- TASK TO COMPLETE
Find each line holding the word "время" and give the number of such lines, nothing else.

- MATERIALS PROVIDED
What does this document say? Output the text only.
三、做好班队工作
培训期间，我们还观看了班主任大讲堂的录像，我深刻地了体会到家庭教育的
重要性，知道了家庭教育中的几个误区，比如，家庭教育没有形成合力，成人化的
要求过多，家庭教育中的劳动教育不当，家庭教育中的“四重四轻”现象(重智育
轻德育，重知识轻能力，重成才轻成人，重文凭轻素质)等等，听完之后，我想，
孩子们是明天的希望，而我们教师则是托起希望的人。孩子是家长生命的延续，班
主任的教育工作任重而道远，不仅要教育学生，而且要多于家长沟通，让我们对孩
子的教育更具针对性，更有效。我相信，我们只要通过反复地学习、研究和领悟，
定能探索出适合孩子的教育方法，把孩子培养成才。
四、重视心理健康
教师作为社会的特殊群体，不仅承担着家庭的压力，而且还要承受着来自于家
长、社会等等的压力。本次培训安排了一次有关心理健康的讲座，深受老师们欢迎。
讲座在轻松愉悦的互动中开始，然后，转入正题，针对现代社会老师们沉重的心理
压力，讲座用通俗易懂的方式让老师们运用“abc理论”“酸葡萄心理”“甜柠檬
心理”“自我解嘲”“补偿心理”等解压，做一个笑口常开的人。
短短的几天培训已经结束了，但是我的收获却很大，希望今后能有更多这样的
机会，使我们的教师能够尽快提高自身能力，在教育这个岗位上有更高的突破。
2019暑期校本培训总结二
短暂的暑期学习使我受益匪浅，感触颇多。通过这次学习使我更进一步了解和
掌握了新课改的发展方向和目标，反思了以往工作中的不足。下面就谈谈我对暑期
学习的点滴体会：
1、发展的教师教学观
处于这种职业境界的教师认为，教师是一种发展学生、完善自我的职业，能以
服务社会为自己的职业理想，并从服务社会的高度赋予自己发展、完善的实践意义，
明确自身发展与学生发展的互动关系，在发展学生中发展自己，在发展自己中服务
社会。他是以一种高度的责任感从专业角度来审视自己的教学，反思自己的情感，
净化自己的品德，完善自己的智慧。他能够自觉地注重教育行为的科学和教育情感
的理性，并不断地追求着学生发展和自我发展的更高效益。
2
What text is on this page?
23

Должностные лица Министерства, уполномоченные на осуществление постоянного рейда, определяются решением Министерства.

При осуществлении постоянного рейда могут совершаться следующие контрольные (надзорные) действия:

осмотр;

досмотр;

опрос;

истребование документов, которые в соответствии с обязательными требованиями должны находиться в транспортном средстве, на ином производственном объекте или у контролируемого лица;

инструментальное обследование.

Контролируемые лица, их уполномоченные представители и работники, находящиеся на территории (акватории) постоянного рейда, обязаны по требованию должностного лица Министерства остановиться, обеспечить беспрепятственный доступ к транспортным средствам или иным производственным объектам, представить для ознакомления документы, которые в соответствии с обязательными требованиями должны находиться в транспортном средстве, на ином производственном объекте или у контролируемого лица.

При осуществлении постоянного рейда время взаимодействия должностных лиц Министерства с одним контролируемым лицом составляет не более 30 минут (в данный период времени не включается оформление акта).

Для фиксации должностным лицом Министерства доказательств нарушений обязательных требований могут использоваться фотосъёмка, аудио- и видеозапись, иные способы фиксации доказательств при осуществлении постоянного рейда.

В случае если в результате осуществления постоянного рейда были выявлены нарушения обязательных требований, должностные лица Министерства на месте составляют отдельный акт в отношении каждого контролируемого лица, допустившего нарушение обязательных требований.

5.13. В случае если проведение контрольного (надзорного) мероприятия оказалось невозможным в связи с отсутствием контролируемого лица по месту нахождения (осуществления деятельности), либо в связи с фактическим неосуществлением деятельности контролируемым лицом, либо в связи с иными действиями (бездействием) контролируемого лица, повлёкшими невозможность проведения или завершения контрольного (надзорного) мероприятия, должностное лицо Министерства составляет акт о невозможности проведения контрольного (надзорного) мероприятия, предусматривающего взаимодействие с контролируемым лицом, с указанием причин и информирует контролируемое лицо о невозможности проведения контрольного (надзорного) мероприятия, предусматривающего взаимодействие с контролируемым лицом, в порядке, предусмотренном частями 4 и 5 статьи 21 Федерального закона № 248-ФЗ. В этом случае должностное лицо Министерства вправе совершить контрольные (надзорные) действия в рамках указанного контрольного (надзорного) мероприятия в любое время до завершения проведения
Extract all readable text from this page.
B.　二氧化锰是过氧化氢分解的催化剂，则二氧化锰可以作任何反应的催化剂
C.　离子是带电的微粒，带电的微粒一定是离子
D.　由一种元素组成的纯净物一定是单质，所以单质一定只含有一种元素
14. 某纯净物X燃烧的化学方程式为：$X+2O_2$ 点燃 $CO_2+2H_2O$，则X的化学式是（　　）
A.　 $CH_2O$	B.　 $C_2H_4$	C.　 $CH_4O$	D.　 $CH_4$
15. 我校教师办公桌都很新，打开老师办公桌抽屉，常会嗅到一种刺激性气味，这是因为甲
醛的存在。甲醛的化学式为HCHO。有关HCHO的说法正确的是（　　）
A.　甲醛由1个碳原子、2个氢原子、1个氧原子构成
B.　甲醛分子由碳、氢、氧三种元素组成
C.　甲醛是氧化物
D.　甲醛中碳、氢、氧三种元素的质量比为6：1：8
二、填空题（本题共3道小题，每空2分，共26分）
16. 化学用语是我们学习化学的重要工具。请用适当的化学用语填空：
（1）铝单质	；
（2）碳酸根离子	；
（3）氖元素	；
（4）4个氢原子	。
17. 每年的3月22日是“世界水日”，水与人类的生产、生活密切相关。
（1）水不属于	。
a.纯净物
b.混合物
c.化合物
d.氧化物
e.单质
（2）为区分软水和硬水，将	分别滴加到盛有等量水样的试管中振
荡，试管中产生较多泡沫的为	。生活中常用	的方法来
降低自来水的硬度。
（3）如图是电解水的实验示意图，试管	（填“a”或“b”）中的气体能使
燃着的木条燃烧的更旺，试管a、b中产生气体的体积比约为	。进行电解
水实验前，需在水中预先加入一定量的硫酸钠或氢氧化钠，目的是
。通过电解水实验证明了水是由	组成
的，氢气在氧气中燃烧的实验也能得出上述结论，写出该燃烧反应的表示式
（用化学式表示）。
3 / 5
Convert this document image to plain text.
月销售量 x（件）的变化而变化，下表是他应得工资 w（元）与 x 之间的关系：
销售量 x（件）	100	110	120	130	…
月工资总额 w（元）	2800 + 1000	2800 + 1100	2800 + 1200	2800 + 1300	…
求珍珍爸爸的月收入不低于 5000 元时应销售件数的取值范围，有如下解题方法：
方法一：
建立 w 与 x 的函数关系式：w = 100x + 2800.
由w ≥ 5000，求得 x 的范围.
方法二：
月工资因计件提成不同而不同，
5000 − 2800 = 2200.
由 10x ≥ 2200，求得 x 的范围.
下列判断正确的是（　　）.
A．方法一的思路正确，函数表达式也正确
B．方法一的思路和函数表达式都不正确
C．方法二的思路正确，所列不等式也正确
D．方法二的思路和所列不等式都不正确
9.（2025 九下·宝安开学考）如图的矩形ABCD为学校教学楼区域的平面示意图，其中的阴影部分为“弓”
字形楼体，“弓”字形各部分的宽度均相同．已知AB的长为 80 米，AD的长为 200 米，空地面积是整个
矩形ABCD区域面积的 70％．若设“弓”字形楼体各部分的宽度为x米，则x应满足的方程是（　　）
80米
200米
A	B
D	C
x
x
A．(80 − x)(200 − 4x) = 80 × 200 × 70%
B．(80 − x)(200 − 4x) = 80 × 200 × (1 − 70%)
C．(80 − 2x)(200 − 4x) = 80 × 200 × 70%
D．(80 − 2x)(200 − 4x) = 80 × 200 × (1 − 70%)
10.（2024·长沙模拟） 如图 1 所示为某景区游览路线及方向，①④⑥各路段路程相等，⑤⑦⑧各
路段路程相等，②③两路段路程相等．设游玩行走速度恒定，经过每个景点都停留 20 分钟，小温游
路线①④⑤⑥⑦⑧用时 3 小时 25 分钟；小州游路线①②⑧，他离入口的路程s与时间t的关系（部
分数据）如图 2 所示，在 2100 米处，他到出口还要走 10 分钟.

- THE COMPLETED TASK
2